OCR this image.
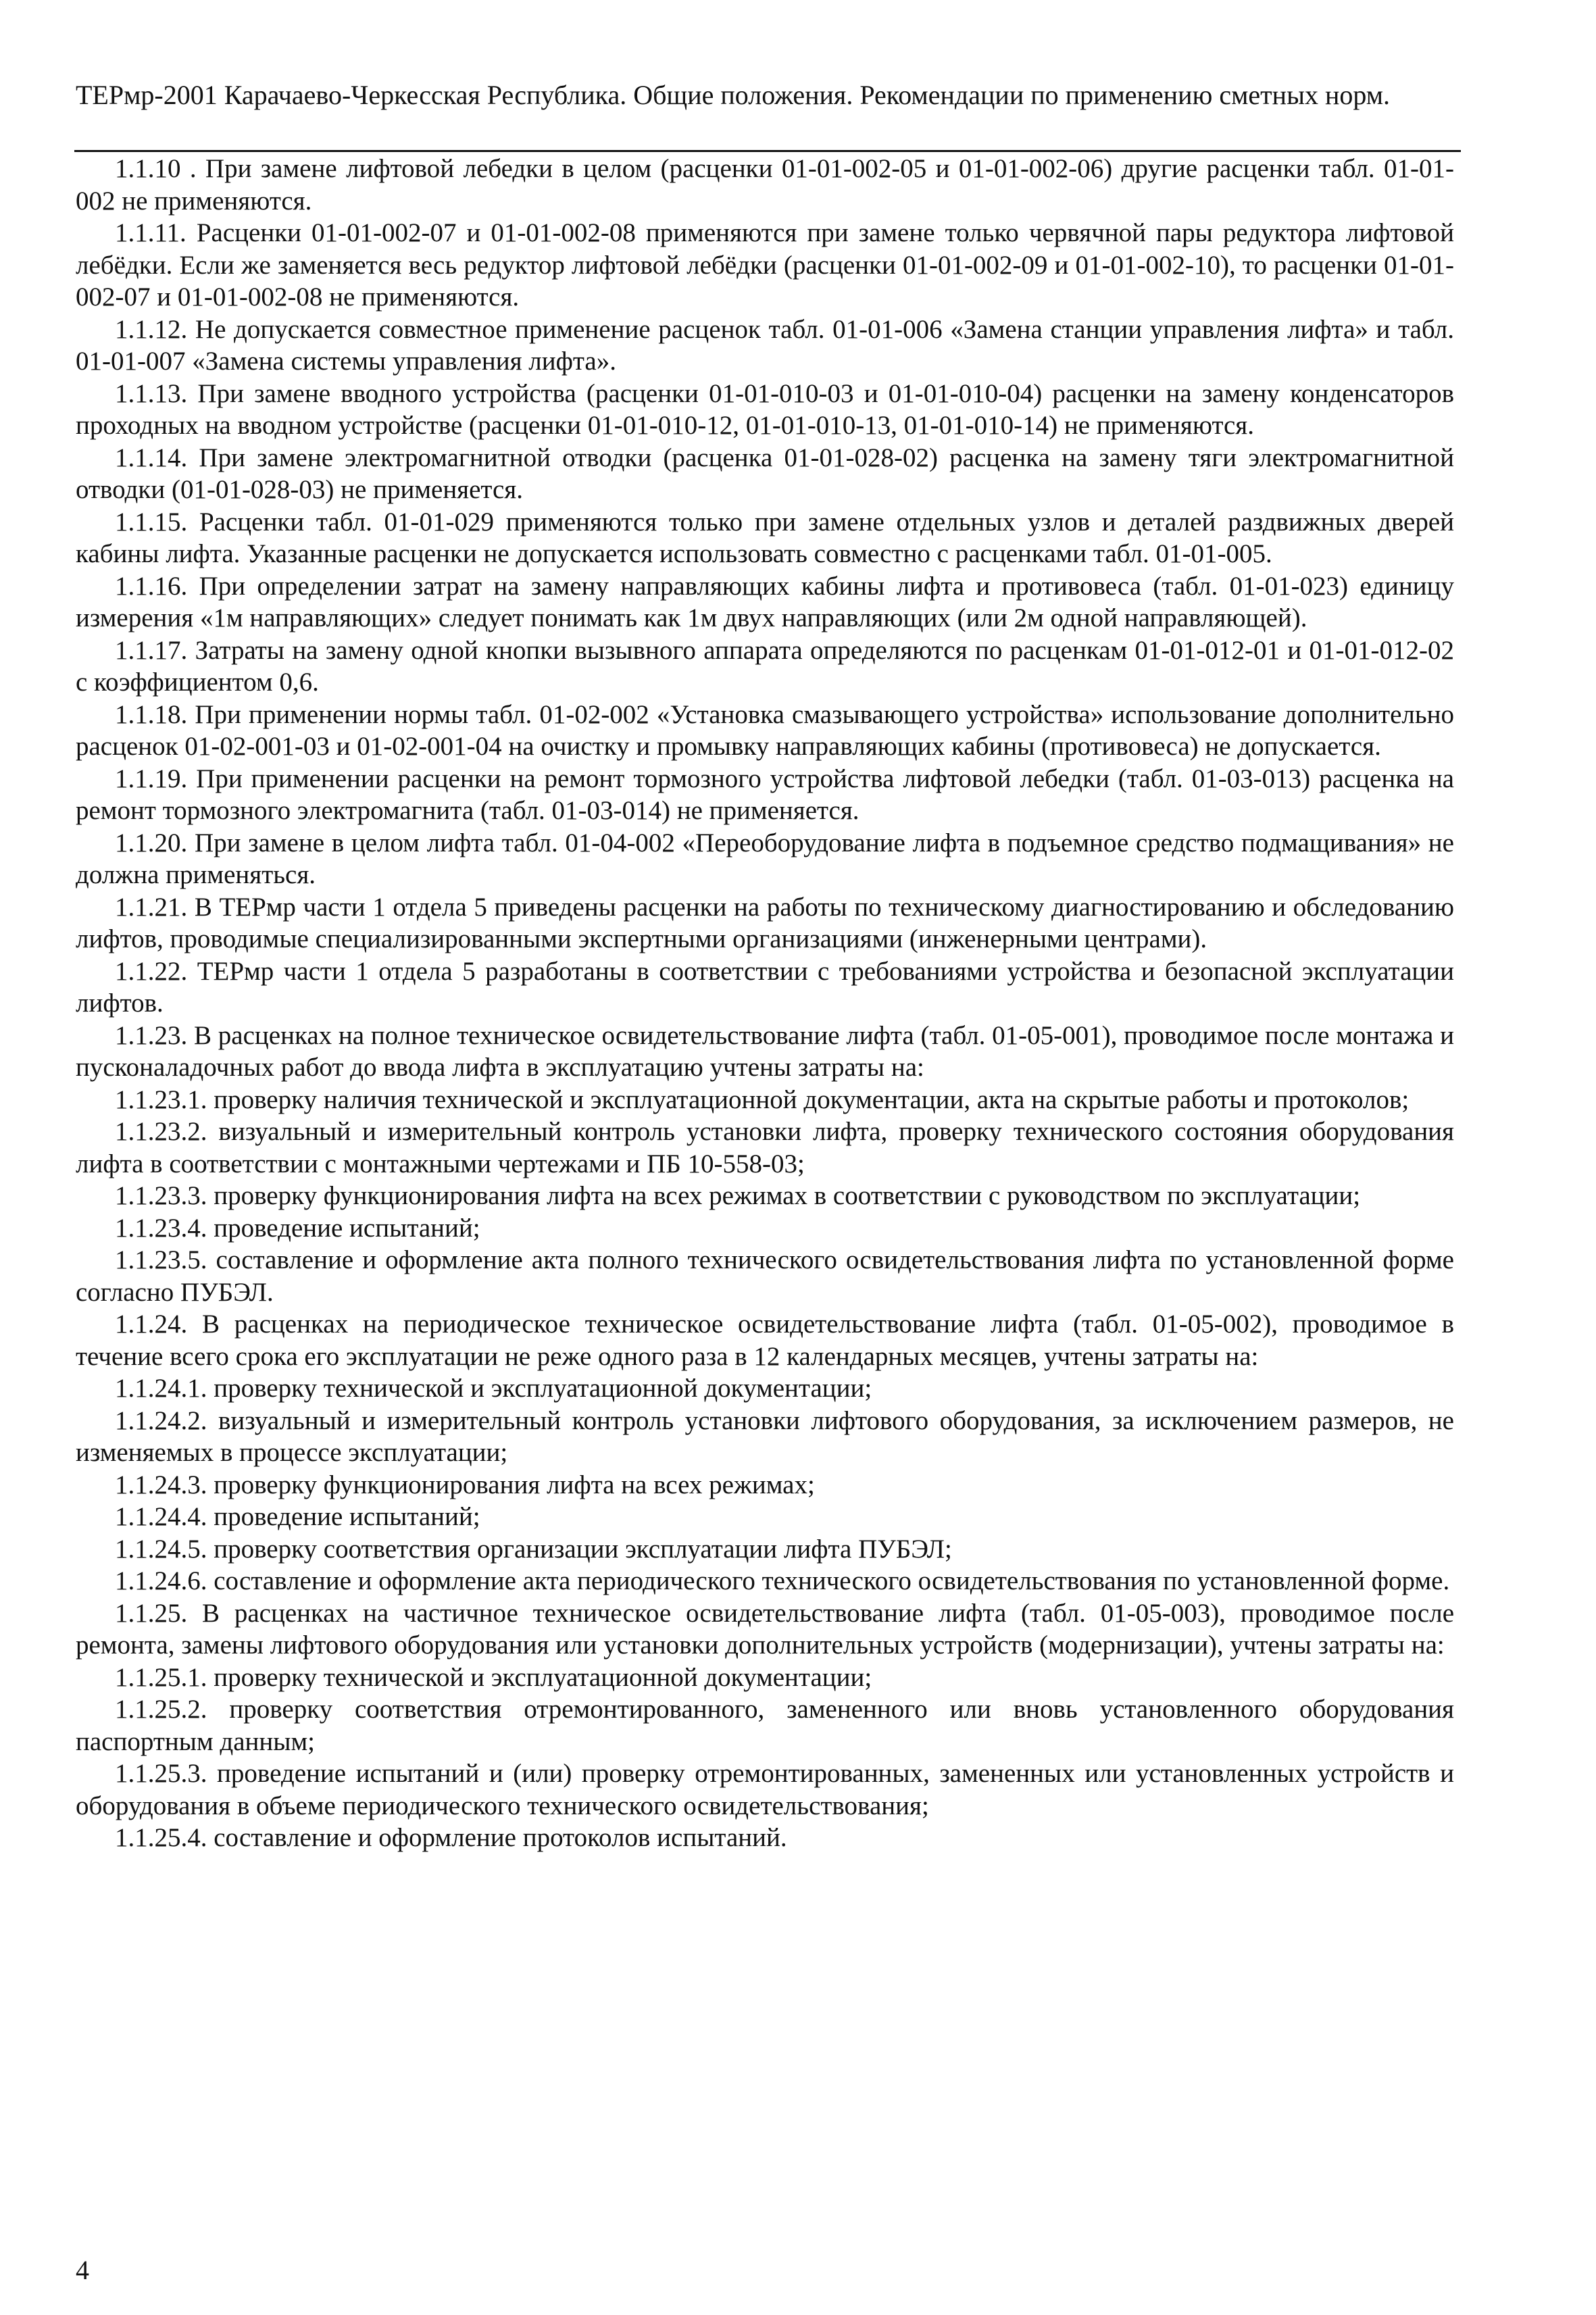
ТЕРмр-2001 Карачаево-Черкесская Республика. Общие положения. Рекомендации по применению сметных норм.

1.1.10 . При замене лифтовой лебедки в целом (расценки 01-01-002-05 и 01-01-002-06) другие расценки табл. 01-01-002 не применяются.

1.1.11. Расценки 01-01-002-07 и 01-01-002-08 применяются при замене только червячной пары редуктора лифтовой лебёдки. Если же заменяется весь редуктор лифтовой лебёдки (расценки 01-01-002-09 и 01-01-002-10), то расценки 01-01-002-07 и 01-01-002-08 не применяются.

1.1.12. Не допускается совместное применение расценок табл. 01-01-006 «Замена станции управления лифта» и табл. 01-01-007 «Замена системы управления лифта».

1.1.13. При замене вводного устройства (расценки 01-01-010-03 и 01-01-010-04) расценки на замену конденсаторов проходных на вводном устройстве (расценки 01-01-010-12, 01-01-010-13, 01-01-010-14) не применяются.

1.1.14. При замене электромагнитной отводки (расценка 01-01-028-02) расценка на замену тяги электромагнитной отводки (01-01-028-03) не применяется.

1.1.15. Расценки табл. 01-01-029 применяются только при замене отдельных узлов и деталей раздвижных дверей кабины лифта. Указанные расценки не допускается использовать совместно с расценками табл. 01-01-005.

1.1.16. При определении затрат на замену направляющих кабины лифта и противовеса (табл. 01-01-023) единицу измерения «1м направляющих» следует понимать как 1м двух направляющих (или 2м одной направляющей).

1.1.17. Затраты на замену одной кнопки вызывного аппарата определяются по расценкам 01-01-012-01 и 01-01-012-02 с коэффициентом 0,6.

1.1.18. При применении нормы табл. 01-02-002 «Установка смазывающего устройства» использование дополнительно расценок 01-02-001-03 и 01-02-001-04 на очистку и промывку направляющих кабины (противовеса) не допускается.

1.1.19. При применении расценки на ремонт тормозного устройства лифтовой лебедки (табл. 01-03-013) расценка на ремонт тормозного электромагнита (табл. 01-03-014) не применяется.

1.1.20. При замене в целом лифта табл. 01-04-002 «Переоборудование лифта в подъемное средство подмащивания» не должна применяться.

1.1.21. В ТЕРмр части 1 отдела 5 приведены расценки на работы по техническому диагностированию и обследованию лифтов, проводимые специализированными экспертными организациями (инженерными центрами).

1.1.22. ТЕРмр части 1 отдела 5 разработаны в соответствии с требованиями устройства и безопасной эксплуатации лифтов.

1.1.23. В расценках на полное техническое освидетельствование лифта (табл. 01-05-001), проводимое после монтажа и пусконаладочных работ до ввода лифта в эксплуатацию учтены затраты на:

1.1.23.1. проверку наличия технической и эксплуатационной документации, акта на скрытые работы и протоколов;

1.1.23.2. визуальный и измерительный контроль установки лифта, проверку технического состояния оборудования лифта в соответствии с монтажными чертежами и ПБ 10-558-03;

1.1.23.3. проверку функционирования лифта на всех режимах в соответствии с руководством по эксплуатации;

1.1.23.4. проведение испытаний;

1.1.23.5. составление и оформление акта полного технического освидетельствования лифта по установленной форме согласно ПУБЭЛ.

1.1.24. В расценках на периодическое техническое освидетельствование лифта (табл. 01-05-002), проводимое в течение всего срока его эксплуатации не реже одного раза в 12 календарных месяцев, учтены затраты на:

1.1.24.1. проверку технической и эксплуатационной документации;

1.1.24.2. визуальный и измерительный контроль установки лифтового оборудования, за исключением размеров, не изменяемых в процессе эксплуатации;

1.1.24.3. проверку функционирования лифта на всех режимах;

1.1.24.4. проведение испытаний;

1.1.24.5. проверку соответствия организации эксплуатации лифта ПУБЭЛ;

1.1.24.6. составление и оформление акта периодического технического освидетельствования по установленной форме.

1.1.25. В расценках на частичное техническое освидетельствование лифта (табл. 01-05-003), проводимое после ремонта, замены лифтового оборудования или установки дополнительных устройств (модернизации), учтены затраты на:

1.1.25.1. проверку технической и эксплуатационной документации;

1.1.25.2. проверку соответствия отремонтированного, замененного или вновь установленного оборудования паспортным данным;

1.1.25.3. проведение испытаний и (или) проверку отремонтированных, замененных или установленных устройств и оборудования в объеме периодического технического освидетельствования;

1.1.25.4. составление и оформление протоколов испытаний.

4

──────────────────────────────

# [To be done]
Which lines of the data include "устройства"? Copy each of them.

# [Written response]
1.1.13. При замене вводного устройства (расценки 01-01-010-03 и 01-01-010-04) расценки на замену конденсаторов проходных на вводном устройстве (расценки 01-01-010-12, 01-01-010-13, 01-01-010-14) не применяются.
1.1.18. При применении нормы табл. 01-02-002 «Установка смазывающего устройства» использование дополнительно расценок 01-02-001-03 и 01-02-001-04 на очистку и промывку направляющих кабины (противовеса) не допускается.
1.1.19. При применении расценки на ремонт тормозного устройства лифтовой лебедки (табл. 01-03-013) расценка на ремонт тормозного электромагнита (табл. 01-03-014) не применяется.
1.1.22. ТЕРмр части 1 отдела 5 разработаны в соответствии с требованиями устройства и безопасной эксплуатации лифтов.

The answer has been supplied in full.